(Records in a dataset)
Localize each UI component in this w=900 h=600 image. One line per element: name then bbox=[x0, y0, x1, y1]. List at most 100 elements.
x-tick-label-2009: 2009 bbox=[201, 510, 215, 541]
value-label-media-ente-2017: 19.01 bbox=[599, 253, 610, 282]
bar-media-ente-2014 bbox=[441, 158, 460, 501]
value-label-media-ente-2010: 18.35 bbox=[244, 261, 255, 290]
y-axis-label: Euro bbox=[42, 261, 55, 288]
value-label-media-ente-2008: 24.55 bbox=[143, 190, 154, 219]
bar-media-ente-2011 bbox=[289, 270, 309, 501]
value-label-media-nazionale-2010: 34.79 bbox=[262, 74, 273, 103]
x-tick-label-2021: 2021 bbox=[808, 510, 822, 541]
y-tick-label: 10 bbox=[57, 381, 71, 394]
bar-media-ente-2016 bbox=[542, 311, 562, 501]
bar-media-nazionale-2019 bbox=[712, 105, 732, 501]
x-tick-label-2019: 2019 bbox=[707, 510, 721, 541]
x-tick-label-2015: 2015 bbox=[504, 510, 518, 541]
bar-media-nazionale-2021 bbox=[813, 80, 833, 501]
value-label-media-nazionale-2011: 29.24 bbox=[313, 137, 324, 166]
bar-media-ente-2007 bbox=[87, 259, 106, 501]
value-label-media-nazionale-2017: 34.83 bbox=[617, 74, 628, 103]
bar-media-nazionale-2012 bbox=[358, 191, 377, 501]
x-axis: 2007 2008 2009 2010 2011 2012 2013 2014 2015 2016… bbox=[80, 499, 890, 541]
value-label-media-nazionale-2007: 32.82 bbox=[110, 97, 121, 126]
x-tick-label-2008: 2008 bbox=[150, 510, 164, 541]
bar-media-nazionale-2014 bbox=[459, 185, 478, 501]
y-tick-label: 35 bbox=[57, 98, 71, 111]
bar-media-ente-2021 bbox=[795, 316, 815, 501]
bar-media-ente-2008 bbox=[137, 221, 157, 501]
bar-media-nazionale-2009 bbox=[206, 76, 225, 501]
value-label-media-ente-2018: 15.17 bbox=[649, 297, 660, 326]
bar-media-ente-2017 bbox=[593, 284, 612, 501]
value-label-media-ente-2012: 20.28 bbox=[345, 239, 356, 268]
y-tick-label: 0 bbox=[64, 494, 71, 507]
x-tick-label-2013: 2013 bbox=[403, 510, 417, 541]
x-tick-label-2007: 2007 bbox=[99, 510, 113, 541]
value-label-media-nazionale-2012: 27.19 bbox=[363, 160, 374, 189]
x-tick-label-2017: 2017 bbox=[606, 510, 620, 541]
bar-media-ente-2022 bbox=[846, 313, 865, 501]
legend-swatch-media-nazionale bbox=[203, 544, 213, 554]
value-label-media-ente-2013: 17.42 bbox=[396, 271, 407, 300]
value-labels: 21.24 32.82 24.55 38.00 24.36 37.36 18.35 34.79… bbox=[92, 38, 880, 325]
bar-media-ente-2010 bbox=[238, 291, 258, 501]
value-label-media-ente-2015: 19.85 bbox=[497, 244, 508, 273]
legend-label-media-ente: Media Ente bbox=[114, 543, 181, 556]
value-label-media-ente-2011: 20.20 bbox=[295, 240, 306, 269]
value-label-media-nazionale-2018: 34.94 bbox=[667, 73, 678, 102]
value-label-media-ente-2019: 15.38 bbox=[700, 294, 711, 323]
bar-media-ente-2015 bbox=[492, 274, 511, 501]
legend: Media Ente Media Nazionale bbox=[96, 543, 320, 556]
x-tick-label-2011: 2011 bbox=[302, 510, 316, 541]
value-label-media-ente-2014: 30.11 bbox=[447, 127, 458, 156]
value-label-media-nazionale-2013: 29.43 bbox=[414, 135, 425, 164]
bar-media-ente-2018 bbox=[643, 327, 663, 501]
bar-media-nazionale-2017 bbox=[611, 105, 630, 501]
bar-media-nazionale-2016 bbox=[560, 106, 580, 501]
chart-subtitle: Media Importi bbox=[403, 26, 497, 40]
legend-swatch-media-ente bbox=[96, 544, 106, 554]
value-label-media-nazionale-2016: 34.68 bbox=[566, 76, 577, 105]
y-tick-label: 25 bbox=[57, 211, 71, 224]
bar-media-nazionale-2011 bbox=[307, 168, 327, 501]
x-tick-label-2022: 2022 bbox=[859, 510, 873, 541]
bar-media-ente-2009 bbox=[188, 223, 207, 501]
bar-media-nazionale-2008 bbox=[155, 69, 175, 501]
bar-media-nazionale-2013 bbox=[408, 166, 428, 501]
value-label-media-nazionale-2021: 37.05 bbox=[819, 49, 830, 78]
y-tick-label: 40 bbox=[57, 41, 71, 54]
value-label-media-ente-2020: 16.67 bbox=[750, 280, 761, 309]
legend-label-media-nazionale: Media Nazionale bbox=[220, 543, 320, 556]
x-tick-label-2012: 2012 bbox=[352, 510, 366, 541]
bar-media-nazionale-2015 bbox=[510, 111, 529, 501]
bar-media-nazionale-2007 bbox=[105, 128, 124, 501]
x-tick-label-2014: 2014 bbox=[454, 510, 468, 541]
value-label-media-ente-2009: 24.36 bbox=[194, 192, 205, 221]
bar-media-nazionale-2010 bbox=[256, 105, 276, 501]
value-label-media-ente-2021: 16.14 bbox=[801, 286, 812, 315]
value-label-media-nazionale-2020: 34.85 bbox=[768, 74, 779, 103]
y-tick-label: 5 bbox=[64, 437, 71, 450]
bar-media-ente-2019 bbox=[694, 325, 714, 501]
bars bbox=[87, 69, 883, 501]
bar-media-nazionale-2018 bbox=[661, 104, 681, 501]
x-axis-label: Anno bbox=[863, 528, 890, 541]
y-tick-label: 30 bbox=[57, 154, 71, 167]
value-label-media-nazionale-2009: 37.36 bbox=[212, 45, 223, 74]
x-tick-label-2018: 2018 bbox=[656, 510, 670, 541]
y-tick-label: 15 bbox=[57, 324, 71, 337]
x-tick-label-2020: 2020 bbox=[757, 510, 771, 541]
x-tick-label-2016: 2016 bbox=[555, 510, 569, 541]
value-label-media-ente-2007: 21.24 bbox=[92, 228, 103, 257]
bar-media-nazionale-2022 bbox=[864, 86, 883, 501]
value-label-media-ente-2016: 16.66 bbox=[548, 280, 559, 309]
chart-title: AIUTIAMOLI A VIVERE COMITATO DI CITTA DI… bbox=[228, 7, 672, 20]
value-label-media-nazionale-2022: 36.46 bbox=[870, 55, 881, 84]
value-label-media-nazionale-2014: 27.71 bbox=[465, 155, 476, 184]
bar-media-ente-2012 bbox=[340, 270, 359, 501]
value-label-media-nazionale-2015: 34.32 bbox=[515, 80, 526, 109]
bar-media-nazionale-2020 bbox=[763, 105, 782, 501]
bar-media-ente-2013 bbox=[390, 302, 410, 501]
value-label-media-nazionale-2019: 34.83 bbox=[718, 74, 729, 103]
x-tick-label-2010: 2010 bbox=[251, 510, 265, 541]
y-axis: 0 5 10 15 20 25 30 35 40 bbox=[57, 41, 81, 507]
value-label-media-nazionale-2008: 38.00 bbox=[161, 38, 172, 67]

**What is required**
Reproduce every line of the records above verbatim, keeping their original order.

**Task result**
Localize each UI component in this w=900 h=600 image. One line per element: name then bbox=[x0, y0, x1, y1]. List at most 100 elements.
x-tick-label-2009: 2009 bbox=[201, 510, 215, 541]
value-label-media-ente-2017: 19.01 bbox=[599, 253, 610, 282]
bar-media-ente-2014 bbox=[441, 158, 460, 501]
value-label-media-ente-2010: 18.35 bbox=[244, 261, 255, 290]
y-axis-label: Euro bbox=[42, 261, 55, 288]
value-label-media-ente-2008: 24.55 bbox=[143, 190, 154, 219]
bar-media-ente-2011 bbox=[289, 270, 309, 501]
value-label-media-nazionale-2010: 34.79 bbox=[262, 74, 273, 103]
x-tick-label-2021: 2021 bbox=[808, 510, 822, 541]
y-tick-label: 10 bbox=[57, 381, 71, 394]
bar-media-ente-2016 bbox=[542, 311, 562, 501]
bar-media-nazionale-2019 bbox=[712, 105, 732, 501]
x-tick-label-2019: 2019 bbox=[707, 510, 721, 541]
x-tick-label-2015: 2015 bbox=[504, 510, 518, 541]
bar-media-nazionale-2021 bbox=[813, 80, 833, 501]
value-label-media-nazionale-2011: 29.24 bbox=[313, 137, 324, 166]
bar-media-ente-2007 bbox=[87, 259, 106, 501]
value-label-media-nazionale-2017: 34.83 bbox=[617, 74, 628, 103]
bar-media-nazionale-2012 bbox=[358, 191, 377, 501]
x-axis: 2007 2008 2009 2010 2011 2012 2013 2014 2015 2016… bbox=[80, 499, 890, 541]
value-label-media-nazionale-2007: 32.82 bbox=[110, 97, 121, 126]
x-tick-label-2008: 2008 bbox=[150, 510, 164, 541]
bar-media-nazionale-2014 bbox=[459, 185, 478, 501]
y-tick-label: 35 bbox=[57, 98, 71, 111]
bar-media-ente-2021 bbox=[795, 316, 815, 501]
bar-media-ente-2008 bbox=[137, 221, 157, 501]
bar-media-nazionale-2009 bbox=[206, 76, 225, 501]
value-label-media-ente-2018: 15.17 bbox=[649, 297, 660, 326]
bar-media-ente-2017 bbox=[593, 284, 612, 501]
value-label-media-ente-2012: 20.28 bbox=[345, 239, 356, 268]
y-tick-label: 0 bbox=[64, 494, 71, 507]
x-tick-label-2013: 2013 bbox=[403, 510, 417, 541]
x-tick-label-2007: 2007 bbox=[99, 510, 113, 541]
value-label-media-nazionale-2012: 27.19 bbox=[363, 160, 374, 189]
x-tick-label-2017: 2017 bbox=[606, 510, 620, 541]
bar-media-ente-2022 bbox=[846, 313, 865, 501]
legend-swatch-media-nazionale bbox=[203, 544, 213, 554]
value-label-media-ente-2013: 17.42 bbox=[396, 271, 407, 300]
value-labels: 21.24 32.82 24.55 38.00 24.36 37.36 18.35 34.79… bbox=[92, 38, 880, 325]
bar-media-ente-2010 bbox=[238, 291, 258, 501]
value-label-media-ente-2015: 19.85 bbox=[497, 244, 508, 273]
legend-label-media-ente: Media Ente bbox=[114, 543, 181, 556]
value-label-media-ente-2011: 20.20 bbox=[295, 240, 306, 269]
value-label-media-nazionale-2018: 34.94 bbox=[667, 73, 678, 102]
value-label-media-ente-2019: 15.38 bbox=[700, 294, 711, 323]
bar-media-ente-2015 bbox=[492, 274, 511, 501]
legend: Media Ente Media Nazionale bbox=[96, 543, 320, 556]
x-tick-label-2011: 2011 bbox=[302, 510, 316, 541]
value-label-media-ente-2014: 30.11 bbox=[447, 127, 458, 156]
value-label-media-nazionale-2013: 29.43 bbox=[414, 135, 425, 164]
bar-media-ente-2018 bbox=[643, 327, 663, 501]
bar-media-nazionale-2017 bbox=[611, 105, 630, 501]
bar-media-nazionale-2016 bbox=[560, 106, 580, 501]
chart-subtitle: Media Importi bbox=[403, 26, 497, 40]
legend-swatch-media-ente bbox=[96, 544, 106, 554]
value-label-media-nazionale-2016: 34.68 bbox=[566, 76, 577, 105]
y-tick-label: 25 bbox=[57, 211, 71, 224]
bar-media-nazionale-2011 bbox=[307, 168, 327, 501]
x-tick-label-2022: 2022 bbox=[859, 510, 873, 541]
bar-media-ente-2009 bbox=[188, 223, 207, 501]
bar-media-nazionale-2008 bbox=[155, 69, 175, 501]
bar-media-nazionale-2013 bbox=[408, 166, 428, 501]
value-label-media-nazionale-2021: 37.05 bbox=[819, 49, 830, 78]
y-tick-label: 40 bbox=[57, 41, 71, 54]
value-label-media-ente-2020: 16.67 bbox=[750, 280, 761, 309]
legend-label-media-nazionale: Media Nazionale bbox=[220, 543, 320, 556]
x-tick-label-2012: 2012 bbox=[352, 510, 366, 541]
bar-media-nazionale-2015 bbox=[510, 111, 529, 501]
bar-media-nazionale-2007 bbox=[105, 128, 124, 501]
x-tick-label-2014: 2014 bbox=[454, 510, 468, 541]
value-label-media-ente-2009: 24.36 bbox=[194, 192, 205, 221]
bar-media-nazionale-2010 bbox=[256, 105, 276, 501]
value-label-media-ente-2021: 16.14 bbox=[801, 286, 812, 315]
value-label-media-nazionale-2020: 34.85 bbox=[768, 74, 779, 103]
y-tick-label: 5 bbox=[64, 437, 71, 450]
bar-media-ente-2019 bbox=[694, 325, 714, 501]
bars bbox=[87, 69, 883, 501]
bar-media-nazionale-2018 bbox=[661, 104, 681, 501]
x-axis-label: Anno bbox=[863, 528, 890, 541]
y-tick-label: 30 bbox=[57, 154, 71, 167]
value-label-media-nazionale-2009: 37.36 bbox=[212, 45, 223, 74]
x-tick-label-2018: 2018 bbox=[656, 510, 670, 541]
y-tick-label: 15 bbox=[57, 324, 71, 337]
x-tick-label-2020: 2020 bbox=[757, 510, 771, 541]
x-tick-label-2016: 2016 bbox=[555, 510, 569, 541]
value-label-media-ente-2007: 21.24 bbox=[92, 228, 103, 257]
bar-media-nazionale-2022 bbox=[864, 86, 883, 501]
value-label-media-ente-2016: 16.66 bbox=[548, 280, 559, 309]
chart-title: AIUTIAMOLI A VIVERE COMITATO DI CITTA DI… bbox=[228, 7, 672, 20]
value-label-media-nazionale-2022: 36.46 bbox=[870, 55, 881, 84]
value-label-media-nazionale-2014: 27.71 bbox=[465, 155, 476, 184]
bar-media-ente-2012 bbox=[340, 270, 359, 501]
value-label-media-nazionale-2015: 34.32 bbox=[515, 80, 526, 109]
bar-media-nazionale-2020 bbox=[763, 105, 782, 501]
bar-media-ente-2013 bbox=[390, 302, 410, 501]
value-label-media-nazionale-2019: 34.83 bbox=[718, 74, 729, 103]
x-tick-label-2010: 2010 bbox=[251, 510, 265, 541]
y-axis: 0 5 10 15 20 25 30 35 40 bbox=[57, 41, 81, 507]
value-label-media-nazionale-2008: 38.00 bbox=[161, 38, 172, 67]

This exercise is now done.